| Records from a collection of figures |

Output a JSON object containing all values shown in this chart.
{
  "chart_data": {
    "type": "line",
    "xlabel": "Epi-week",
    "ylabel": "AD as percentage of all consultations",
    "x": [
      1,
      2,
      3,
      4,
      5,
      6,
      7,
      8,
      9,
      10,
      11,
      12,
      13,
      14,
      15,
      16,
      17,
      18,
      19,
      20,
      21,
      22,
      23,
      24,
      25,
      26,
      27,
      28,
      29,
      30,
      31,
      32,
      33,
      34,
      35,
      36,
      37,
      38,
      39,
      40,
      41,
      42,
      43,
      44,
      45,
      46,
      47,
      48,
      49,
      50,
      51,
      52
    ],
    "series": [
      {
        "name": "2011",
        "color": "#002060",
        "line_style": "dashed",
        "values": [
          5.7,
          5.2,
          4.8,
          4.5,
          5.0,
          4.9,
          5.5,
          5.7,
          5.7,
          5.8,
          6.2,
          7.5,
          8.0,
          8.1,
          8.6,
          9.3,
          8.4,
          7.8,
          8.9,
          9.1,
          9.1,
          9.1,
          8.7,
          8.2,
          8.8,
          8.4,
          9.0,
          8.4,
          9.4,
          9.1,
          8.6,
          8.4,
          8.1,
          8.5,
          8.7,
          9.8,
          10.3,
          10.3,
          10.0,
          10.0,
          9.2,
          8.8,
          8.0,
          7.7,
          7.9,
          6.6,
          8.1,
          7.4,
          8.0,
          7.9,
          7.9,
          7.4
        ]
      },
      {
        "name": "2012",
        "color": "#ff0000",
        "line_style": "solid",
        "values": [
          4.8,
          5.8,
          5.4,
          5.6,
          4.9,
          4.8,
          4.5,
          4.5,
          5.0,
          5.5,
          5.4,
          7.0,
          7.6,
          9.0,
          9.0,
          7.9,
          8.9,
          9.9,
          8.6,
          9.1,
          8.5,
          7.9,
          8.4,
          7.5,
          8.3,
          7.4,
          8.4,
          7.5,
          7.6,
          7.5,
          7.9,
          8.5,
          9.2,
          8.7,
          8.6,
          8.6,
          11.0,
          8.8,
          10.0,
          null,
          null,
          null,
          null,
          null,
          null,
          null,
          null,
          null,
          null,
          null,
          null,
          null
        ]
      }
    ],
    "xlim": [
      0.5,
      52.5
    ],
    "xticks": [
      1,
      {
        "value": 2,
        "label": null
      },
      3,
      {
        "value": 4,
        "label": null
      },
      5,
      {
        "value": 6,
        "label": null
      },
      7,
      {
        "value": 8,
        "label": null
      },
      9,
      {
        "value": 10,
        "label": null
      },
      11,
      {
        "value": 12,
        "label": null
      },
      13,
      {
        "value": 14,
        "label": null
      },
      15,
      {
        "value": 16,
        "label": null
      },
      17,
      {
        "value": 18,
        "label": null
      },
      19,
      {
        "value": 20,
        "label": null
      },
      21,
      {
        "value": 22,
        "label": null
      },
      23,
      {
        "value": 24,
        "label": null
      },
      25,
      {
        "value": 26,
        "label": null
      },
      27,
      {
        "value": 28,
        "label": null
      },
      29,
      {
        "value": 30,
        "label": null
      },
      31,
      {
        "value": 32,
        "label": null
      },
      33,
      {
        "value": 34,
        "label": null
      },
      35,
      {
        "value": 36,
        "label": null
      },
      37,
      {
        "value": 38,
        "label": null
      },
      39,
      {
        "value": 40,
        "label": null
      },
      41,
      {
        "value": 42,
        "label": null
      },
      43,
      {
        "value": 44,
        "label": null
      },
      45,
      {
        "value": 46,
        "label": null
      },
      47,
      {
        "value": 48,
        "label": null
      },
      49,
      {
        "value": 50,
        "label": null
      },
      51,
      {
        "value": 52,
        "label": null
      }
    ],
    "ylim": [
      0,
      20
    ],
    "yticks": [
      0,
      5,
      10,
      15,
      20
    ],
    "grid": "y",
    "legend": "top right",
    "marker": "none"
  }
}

| Exercise aim |
Copy the records above exactly as they appear.

| Task result |
Output a JSON object containing all values shown in this chart.
{
  "chart_data": {
    "type": "line",
    "xlabel": "Epi-week",
    "ylabel": "AD as percentage of all consultations",
    "x": [
      1,
      2,
      3,
      4,
      5,
      6,
      7,
      8,
      9,
      10,
      11,
      12,
      13,
      14,
      15,
      16,
      17,
      18,
      19,
      20,
      21,
      22,
      23,
      24,
      25,
      26,
      27,
      28,
      29,
      30,
      31,
      32,
      33,
      34,
      35,
      36,
      37,
      38,
      39,
      40,
      41,
      42,
      43,
      44,
      45,
      46,
      47,
      48,
      49,
      50,
      51,
      52
    ],
    "series": [
      {
        "name": "2011",
        "color": "#002060",
        "line_style": "dashed",
        "values": [
          5.7,
          5.2,
          4.8,
          4.5,
          5.0,
          4.9,
          5.5,
          5.7,
          5.7,
          5.8,
          6.2,
          7.5,
          8.0,
          8.1,
          8.6,
          9.3,
          8.4,
          7.8,
          8.9,
          9.1,
          9.1,
          9.1,
          8.7,
          8.2,
          8.8,
          8.4,
          9.0,
          8.4,
          9.4,
          9.1,
          8.6,
          8.4,
          8.1,
          8.5,
          8.7,
          9.8,
          10.3,
          10.3,
          10.0,
          10.0,
          9.2,
          8.8,
          8.0,
          7.7,
          7.9,
          6.6,
          8.1,
          7.4,
          8.0,
          7.9,
          7.9,
          7.4
        ]
      },
      {
        "name": "2012",
        "color": "#ff0000",
        "line_style": "solid",
        "values": [
          4.8,
          5.8,
          5.4,
          5.6,
          4.9,
          4.8,
          4.5,
          4.5,
          5.0,
          5.5,
          5.4,
          7.0,
          7.6,
          9.0,
          9.0,
          7.9,
          8.9,
          9.9,
          8.6,
          9.1,
          8.5,
          7.9,
          8.4,
          7.5,
          8.3,
          7.4,
          8.4,
          7.5,
          7.6,
          7.5,
          7.9,
          8.5,
          9.2,
          8.7,
          8.6,
          8.6,
          11.0,
          8.8,
          10.0,
          null,
          null,
          null,
          null,
          null,
          null,
          null,
          null,
          null,
          null,
          null,
          null,
          null
        ]
      }
    ],
    "xlim": [
      0.5,
      52.5
    ],
    "xticks": [
      1,
      {
        "value": 2,
        "label": null
      },
      3,
      {
        "value": 4,
        "label": null
      },
      5,
      {
        "value": 6,
        "label": null
      },
      7,
      {
        "value": 8,
        "label": null
      },
      9,
      {
        "value": 10,
        "label": null
      },
      11,
      {
        "value": 12,
        "label": null
      },
      13,
      {
        "value": 14,
        "label": null
      },
      15,
      {
        "value": 16,
        "label": null
      },
      17,
      {
        "value": 18,
        "label": null
      },
      19,
      {
        "value": 20,
        "label": null
      },
      21,
      {
        "value": 22,
        "label": null
      },
      23,
      {
        "value": 24,
        "label": null
      },
      25,
      {
        "value": 26,
        "label": null
      },
      27,
      {
        "value": 28,
        "label": null
      },
      29,
      {
        "value": 30,
        "label": null
      },
      31,
      {
        "value": 32,
        "label": null
      },
      33,
      {
        "value": 34,
        "label": null
      },
      35,
      {
        "value": 36,
        "label": null
      },
      37,
      {
        "value": 38,
        "label": null
      },
      39,
      {
        "value": 40,
        "label": null
      },
      41,
      {
        "value": 42,
        "label": null
      },
      43,
      {
        "value": 44,
        "label": null
      },
      45,
      {
        "value": 46,
        "label": null
      },
      47,
      {
        "value": 48,
        "label": null
      },
      49,
      {
        "value": 50,
        "label": null
      },
      51,
      {
        "value": 52,
        "label": null
      }
    ],
    "ylim": [
      0,
      20
    ],
    "yticks": [
      0,
      5,
      10,
      15,
      20
    ],
    "grid": "y",
    "legend": "top right",
    "marker": "none"
  }
}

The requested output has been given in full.